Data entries
--- Begin ---
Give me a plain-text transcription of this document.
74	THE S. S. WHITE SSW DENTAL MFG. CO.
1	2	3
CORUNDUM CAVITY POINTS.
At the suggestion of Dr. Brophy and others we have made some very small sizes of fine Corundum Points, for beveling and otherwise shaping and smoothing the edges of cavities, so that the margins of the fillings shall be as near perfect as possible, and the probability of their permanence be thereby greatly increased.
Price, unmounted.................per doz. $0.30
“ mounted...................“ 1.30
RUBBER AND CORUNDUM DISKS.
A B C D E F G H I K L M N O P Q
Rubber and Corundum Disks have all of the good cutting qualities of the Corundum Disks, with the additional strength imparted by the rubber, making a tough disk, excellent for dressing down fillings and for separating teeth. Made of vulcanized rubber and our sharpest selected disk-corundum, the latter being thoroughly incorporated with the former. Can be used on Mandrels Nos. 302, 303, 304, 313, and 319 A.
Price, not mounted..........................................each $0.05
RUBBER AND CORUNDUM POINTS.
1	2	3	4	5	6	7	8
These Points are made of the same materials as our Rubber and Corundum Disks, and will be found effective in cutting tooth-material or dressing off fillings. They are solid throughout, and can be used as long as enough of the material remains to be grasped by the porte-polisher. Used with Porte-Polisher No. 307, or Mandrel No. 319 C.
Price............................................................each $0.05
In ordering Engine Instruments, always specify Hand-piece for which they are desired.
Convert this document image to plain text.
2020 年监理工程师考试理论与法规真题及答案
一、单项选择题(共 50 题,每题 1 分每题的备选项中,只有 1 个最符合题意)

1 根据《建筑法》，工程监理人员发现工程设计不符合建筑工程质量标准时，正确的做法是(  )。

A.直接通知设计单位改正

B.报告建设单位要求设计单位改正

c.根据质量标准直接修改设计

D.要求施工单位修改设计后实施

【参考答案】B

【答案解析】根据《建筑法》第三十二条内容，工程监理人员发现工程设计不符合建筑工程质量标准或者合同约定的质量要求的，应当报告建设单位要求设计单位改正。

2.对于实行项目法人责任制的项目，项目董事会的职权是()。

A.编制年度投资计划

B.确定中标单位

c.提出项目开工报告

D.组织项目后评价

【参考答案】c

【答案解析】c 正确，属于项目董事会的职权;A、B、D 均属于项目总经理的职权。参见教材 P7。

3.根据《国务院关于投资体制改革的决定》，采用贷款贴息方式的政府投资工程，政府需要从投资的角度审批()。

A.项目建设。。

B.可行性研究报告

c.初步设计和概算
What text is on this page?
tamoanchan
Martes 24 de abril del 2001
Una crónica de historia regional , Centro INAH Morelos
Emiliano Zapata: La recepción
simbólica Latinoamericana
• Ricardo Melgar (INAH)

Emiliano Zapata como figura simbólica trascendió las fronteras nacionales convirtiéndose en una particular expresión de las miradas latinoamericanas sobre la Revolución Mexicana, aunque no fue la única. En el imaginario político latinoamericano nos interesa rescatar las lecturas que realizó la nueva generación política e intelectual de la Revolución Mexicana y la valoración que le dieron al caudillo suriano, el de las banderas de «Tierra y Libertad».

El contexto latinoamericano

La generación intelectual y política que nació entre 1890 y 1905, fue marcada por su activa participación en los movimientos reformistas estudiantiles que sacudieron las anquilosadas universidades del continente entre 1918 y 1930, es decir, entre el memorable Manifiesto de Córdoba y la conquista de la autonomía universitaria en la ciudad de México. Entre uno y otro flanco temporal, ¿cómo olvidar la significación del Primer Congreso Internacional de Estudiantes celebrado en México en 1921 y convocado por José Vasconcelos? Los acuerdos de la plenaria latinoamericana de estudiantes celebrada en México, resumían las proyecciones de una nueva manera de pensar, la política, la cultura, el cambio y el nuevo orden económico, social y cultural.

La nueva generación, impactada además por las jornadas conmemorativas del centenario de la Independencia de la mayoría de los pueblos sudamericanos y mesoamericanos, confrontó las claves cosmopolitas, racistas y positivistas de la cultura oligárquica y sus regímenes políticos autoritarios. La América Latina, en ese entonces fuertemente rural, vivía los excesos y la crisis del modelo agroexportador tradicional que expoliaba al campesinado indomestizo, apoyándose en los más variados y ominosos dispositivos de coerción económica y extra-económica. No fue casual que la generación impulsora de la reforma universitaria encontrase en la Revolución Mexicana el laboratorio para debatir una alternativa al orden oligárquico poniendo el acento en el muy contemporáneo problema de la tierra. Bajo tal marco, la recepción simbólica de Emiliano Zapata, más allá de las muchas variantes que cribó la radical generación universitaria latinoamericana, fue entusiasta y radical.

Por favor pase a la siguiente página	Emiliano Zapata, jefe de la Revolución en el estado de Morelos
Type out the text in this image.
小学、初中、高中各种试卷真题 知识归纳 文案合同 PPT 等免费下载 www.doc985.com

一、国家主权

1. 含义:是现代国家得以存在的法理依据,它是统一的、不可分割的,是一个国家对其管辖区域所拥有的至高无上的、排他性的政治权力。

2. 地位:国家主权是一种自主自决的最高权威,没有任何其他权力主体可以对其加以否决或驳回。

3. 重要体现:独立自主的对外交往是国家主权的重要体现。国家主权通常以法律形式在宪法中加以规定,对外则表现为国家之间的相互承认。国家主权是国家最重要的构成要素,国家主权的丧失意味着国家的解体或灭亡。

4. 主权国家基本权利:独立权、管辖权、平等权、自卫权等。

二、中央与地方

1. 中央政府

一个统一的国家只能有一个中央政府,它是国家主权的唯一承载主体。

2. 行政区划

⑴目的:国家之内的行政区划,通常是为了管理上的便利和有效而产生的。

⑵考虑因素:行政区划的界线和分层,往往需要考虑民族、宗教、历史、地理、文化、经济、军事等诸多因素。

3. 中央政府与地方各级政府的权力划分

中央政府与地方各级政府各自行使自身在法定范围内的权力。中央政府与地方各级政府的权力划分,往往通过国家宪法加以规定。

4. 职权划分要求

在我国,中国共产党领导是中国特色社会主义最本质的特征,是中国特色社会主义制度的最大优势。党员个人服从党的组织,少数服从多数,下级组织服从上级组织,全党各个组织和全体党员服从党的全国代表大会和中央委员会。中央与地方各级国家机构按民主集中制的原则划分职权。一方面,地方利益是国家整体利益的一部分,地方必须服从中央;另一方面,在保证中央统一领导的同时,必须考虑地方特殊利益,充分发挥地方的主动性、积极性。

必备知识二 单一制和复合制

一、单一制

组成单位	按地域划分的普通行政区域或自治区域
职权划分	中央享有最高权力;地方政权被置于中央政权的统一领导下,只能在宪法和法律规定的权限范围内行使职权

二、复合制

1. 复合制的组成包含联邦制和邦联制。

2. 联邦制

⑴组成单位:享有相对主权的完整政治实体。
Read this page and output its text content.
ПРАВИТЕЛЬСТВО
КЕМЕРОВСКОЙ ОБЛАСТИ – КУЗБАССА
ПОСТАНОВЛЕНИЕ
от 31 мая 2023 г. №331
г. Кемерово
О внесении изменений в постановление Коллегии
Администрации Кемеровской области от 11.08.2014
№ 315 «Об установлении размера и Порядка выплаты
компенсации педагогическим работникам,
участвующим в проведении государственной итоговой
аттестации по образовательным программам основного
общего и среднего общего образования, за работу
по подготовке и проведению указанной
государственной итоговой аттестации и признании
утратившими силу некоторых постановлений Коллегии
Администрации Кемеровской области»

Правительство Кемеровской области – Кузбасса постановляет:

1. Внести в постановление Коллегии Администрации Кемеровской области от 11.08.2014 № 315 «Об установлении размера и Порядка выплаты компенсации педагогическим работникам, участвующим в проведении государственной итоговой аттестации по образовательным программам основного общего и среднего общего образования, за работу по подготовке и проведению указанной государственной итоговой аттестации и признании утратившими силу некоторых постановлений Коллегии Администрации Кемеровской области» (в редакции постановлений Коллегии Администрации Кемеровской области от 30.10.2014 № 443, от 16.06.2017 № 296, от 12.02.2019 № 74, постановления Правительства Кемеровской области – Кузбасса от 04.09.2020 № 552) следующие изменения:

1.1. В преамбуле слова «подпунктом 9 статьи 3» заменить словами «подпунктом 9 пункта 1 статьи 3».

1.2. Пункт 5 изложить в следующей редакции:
--- End ---
WHAT NEEDS TO BE DONE
Find the word "document" in the entries, and copy every line it shows up in.

COMPLETE RESPONSE
Give me a plain-text transcription of this document.
Convert this document image to plain text.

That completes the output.